What this task involves: Copy the data precisely, character for character, and leave out every picture.

Recorded data:
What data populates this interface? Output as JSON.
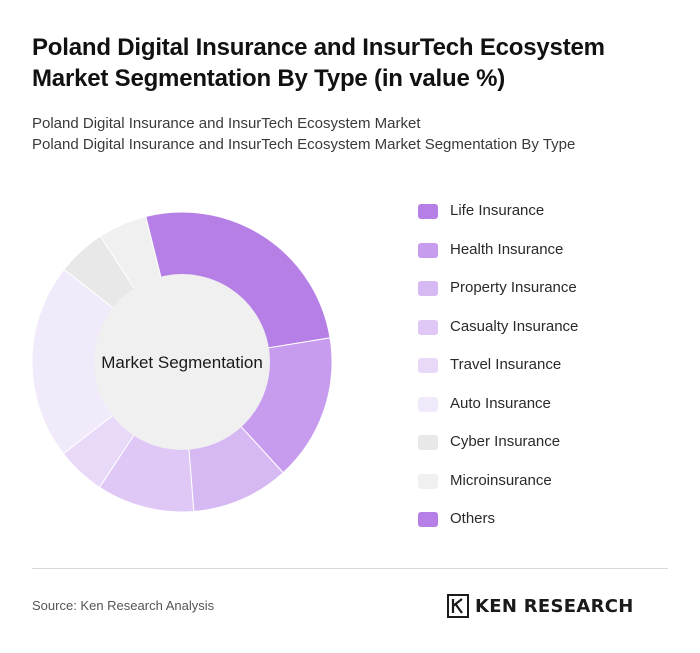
{
  "title": "Poland Digital Insurance and InsurTech Ecosystem Market Segmentation By Type (in value %)",
  "subtitle_line1": "Poland Digital Insurance and InsurTech Ecosystem Market",
  "subtitle_line2": "Poland Digital Insurance and InsurTech Ecosystem Market Segmentation By Type",
  "source": "Source: Ken Research Analysis",
  "brand": {
    "text": "KEN RESEARCH",
    "logo_icon": "ken-research-k-logo"
  },
  "chart_data": {
    "type": "pie",
    "donut": true,
    "center_label": "Market Segmentation",
    "legend_position": "right",
    "categories": [
      "Life Insurance",
      "Health Insurance",
      "Property Insurance",
      "Casualty Insurance",
      "Travel Insurance",
      "Auto Insurance",
      "Cyber Insurance",
      "Microinsurance",
      "Others"
    ],
    "values": [
      25,
      15,
      10,
      10,
      5,
      20,
      5,
      5,
      0
    ],
    "colors": [
      "#b57fe6",
      "#c79cee",
      "#d6b8f3",
      "#dfc8f6",
      "#e8d9f9",
      "#f1eafb",
      "#e8e8e8",
      "#f0f0f0",
      "#b57fe6"
    ],
    "start_angle_deg": -14,
    "center_fill": "#f0f0f0"
  }
}
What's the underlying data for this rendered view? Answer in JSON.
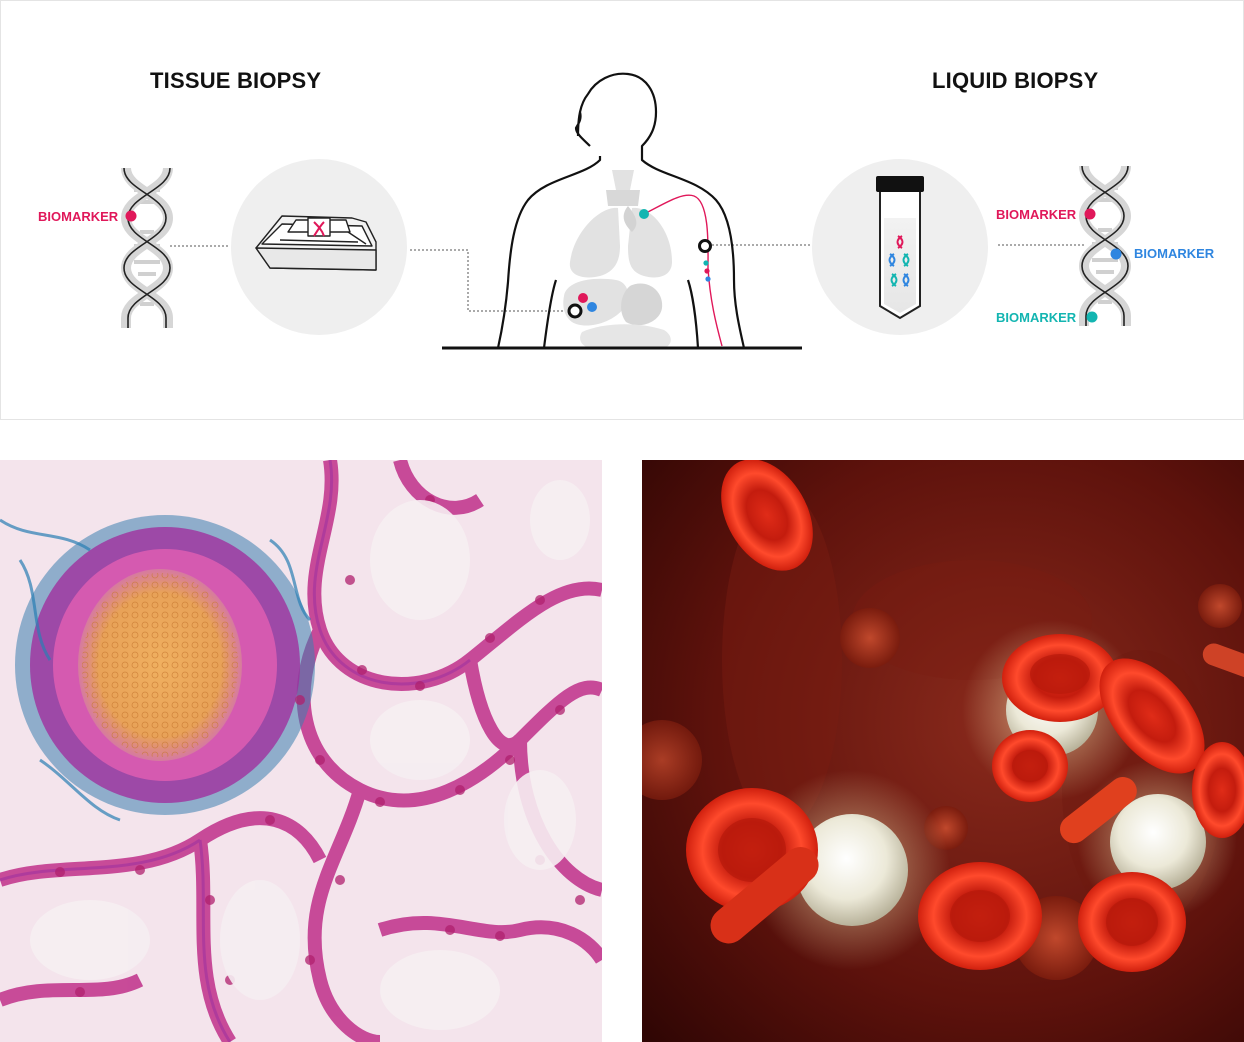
{
  "tissue": {
    "heading": "TISSUE BIOPSY",
    "biomarker_label": "BIOMARKER"
  },
  "liquid": {
    "heading": "LIQUID BIOPSY",
    "biomarker_labels": [
      "BIOMARKER",
      "BIOMARKER",
      "BIOMARKER"
    ]
  },
  "colors": {
    "red": "#e0185a",
    "blue": "#2f86e0",
    "teal": "#13b5b1",
    "grey": "#d9d9d9",
    "dark": "#111111"
  }
}
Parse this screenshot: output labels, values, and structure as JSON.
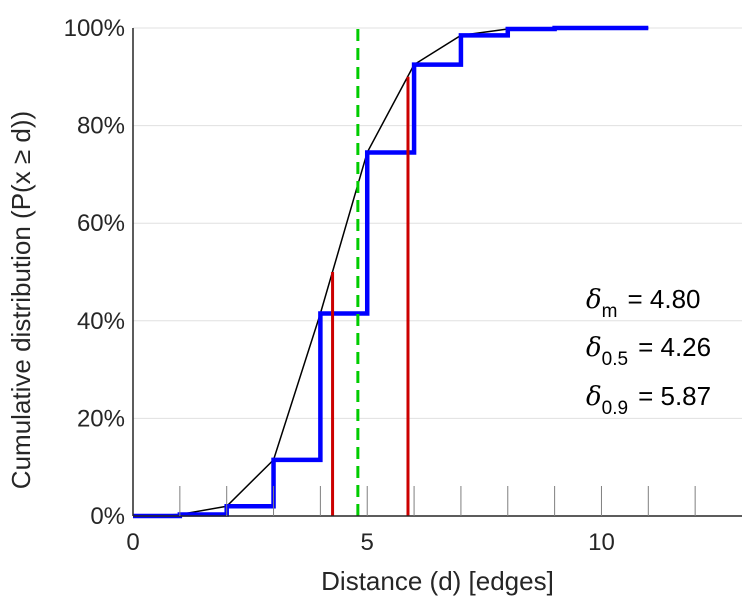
{
  "chart_data": {
    "type": "line",
    "xlabel": "Distance (d) [edges]",
    "ylabel": "Cumulative distribution (P(x ≥ d))",
    "xlim": [
      0,
      13
    ],
    "ylim": [
      0,
      100
    ],
    "x_ticks": [
      0,
      5,
      10
    ],
    "x_tick_labels": [
      "0",
      "5",
      "10"
    ],
    "y_ticks": [
      0,
      20,
      40,
      60,
      80,
      100
    ],
    "y_tick_labels": [
      "0%",
      "20%",
      "40%",
      "60%",
      "80%",
      "100%"
    ],
    "grid": "horizontal",
    "colors": {
      "step": "#0000ff",
      "smooth": "#000000",
      "mean_line": "#00cc00",
      "quantile_lines": "#cc0000",
      "grid": "#e0e0e0",
      "axis": "#262626"
    },
    "series": [
      {
        "style": "step",
        "x": [
          0,
          1,
          2,
          3,
          4,
          5,
          6,
          7,
          8,
          9,
          10,
          11
        ],
        "y": [
          0,
          0.3,
          2,
          11.5,
          41.5,
          74.5,
          92.5,
          98.5,
          99.8,
          100,
          100,
          100
        ]
      },
      {
        "style": "smooth",
        "x": [
          0,
          1,
          2,
          3,
          4,
          5,
          6,
          7,
          8,
          9,
          10,
          11
        ],
        "y": [
          0,
          0.3,
          2,
          11.5,
          41.5,
          74.5,
          92.5,
          98.5,
          99.8,
          100,
          100,
          100
        ]
      }
    ],
    "vertical_lines": [
      {
        "kind": "mean",
        "x": 4.8,
        "style": "dashed",
        "y_from": 0,
        "y_to": 100
      },
      {
        "kind": "median",
        "x": 4.26,
        "style": "solid",
        "y_from": 0,
        "y_to": 50
      },
      {
        "kind": "p90",
        "x": 5.87,
        "style": "solid",
        "y_from": 0,
        "y_to": 90
      }
    ],
    "annotations": [
      {
        "symbol": "δ",
        "subscript": "m",
        "value": "= 4.80"
      },
      {
        "symbol": "δ",
        "subscript": "0.5",
        "value": "= 4.26"
      },
      {
        "symbol": "δ",
        "subscript": "0.9",
        "value": "= 5.87"
      }
    ]
  }
}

Response below:
What data populates this interface? Output as JSON.
{
  "title": "Poland Digital Insurance and InsurTech Ecosystem Market Segmentation By Type (in value %)",
  "subtitle_line1": "Poland Digital Insurance and InsurTech Ecosystem Market",
  "subtitle_line2": "Poland Digital Insurance and InsurTech Ecosystem Market Segmentation By Type",
  "source": "Source: Ken Research Analysis",
  "brand": {
    "text": "KEN RESEARCH",
    "logo_icon": "ken-research-k-logo"
  },
  "chart_data": {
    "type": "pie",
    "donut": true,
    "center_label": "Market Segmentation",
    "legend_position": "right",
    "categories": [
      "Life Insurance",
      "Health Insurance",
      "Property Insurance",
      "Casualty Insurance",
      "Travel Insurance",
      "Auto Insurance",
      "Cyber Insurance",
      "Microinsurance",
      "Others"
    ],
    "values": [
      25,
      15,
      10,
      10,
      5,
      20,
      5,
      5,
      0
    ],
    "colors": [
      "#b57fe6",
      "#c79cee",
      "#d6b8f3",
      "#dfc8f6",
      "#e8d9f9",
      "#f1eafb",
      "#e8e8e8",
      "#f0f0f0",
      "#b57fe6"
    ],
    "start_angle_deg": -14,
    "center_fill": "#f0f0f0"
  }
}
What's the underlying data for this rendered view? Answer in JSON.
{
  "tissue": {
    "heading": "TISSUE BIOPSY",
    "biomarker_label": "BIOMARKER"
  },
  "liquid": {
    "heading": "LIQUID BIOPSY",
    "biomarker_labels": [
      "BIOMARKER",
      "BIOMARKER",
      "BIOMARKER"
    ]
  },
  "colors": {
    "red": "#e0185a",
    "blue": "#2f86e0",
    "teal": "#13b5b1",
    "grey": "#d9d9d9",
    "dark": "#111111"
  }
}
Parse this screenshot: output labels, values, and structure as JSON.
{
  "chart_data": {
    "type": "line",
    "xlabel": "Distance (d) [edges]",
    "ylabel": "Cumulative distribution (P(x ≥ d))",
    "xlim": [
      0,
      13
    ],
    "ylim": [
      0,
      100
    ],
    "x_ticks": [
      0,
      5,
      10
    ],
    "x_tick_labels": [
      "0",
      "5",
      "10"
    ],
    "y_ticks": [
      0,
      20,
      40,
      60,
      80,
      100
    ],
    "y_tick_labels": [
      "0%",
      "20%",
      "40%",
      "60%",
      "80%",
      "100%"
    ],
    "grid": "horizontal",
    "colors": {
      "step": "#0000ff",
      "smooth": "#000000",
      "mean_line": "#00cc00",
      "quantile_lines": "#cc0000",
      "grid": "#e0e0e0",
      "axis": "#262626"
    },
    "series": [
      {
        "style": "step",
        "x": [
          0,
          1,
          2,
          3,
          4,
          5,
          6,
          7,
          8,
          9,
          10,
          11
        ],
        "y": [
          0,
          0.3,
          2,
          11.5,
          41.5,
          74.5,
          92.5,
          98.5,
          99.8,
          100,
          100,
          100
        ]
      },
      {
        "style": "smooth",
        "x": [
          0,
          1,
          2,
          3,
          4,
          5,
          6,
          7,
          8,
          9,
          10,
          11
        ],
        "y": [
          0,
          0.3,
          2,
          11.5,
          41.5,
          74.5,
          92.5,
          98.5,
          99.8,
          100,
          100,
          100
        ]
      }
    ],
    "vertical_lines": [
      {
        "kind": "mean",
        "x": 4.8,
        "style": "dashed",
        "y_from": 0,
        "y_to": 100
      },
      {
        "kind": "median",
        "x": 4.26,
        "style": "solid",
        "y_from": 0,
        "y_to": 50
      },
      {
        "kind": "p90",
        "x": 5.87,
        "style": "solid",
        "y_from": 0,
        "y_to": 90
      }
    ],
    "annotations": [
      {
        "symbol": "δ",
        "subscript": "m",
        "value": "= 4.80"
      },
      {
        "symbol": "δ",
        "subscript": "0.5",
        "value": "= 4.26"
      },
      {
        "symbol": "δ",
        "subscript": "0.9",
        "value": "= 5.87"
      }
    ]
  }
}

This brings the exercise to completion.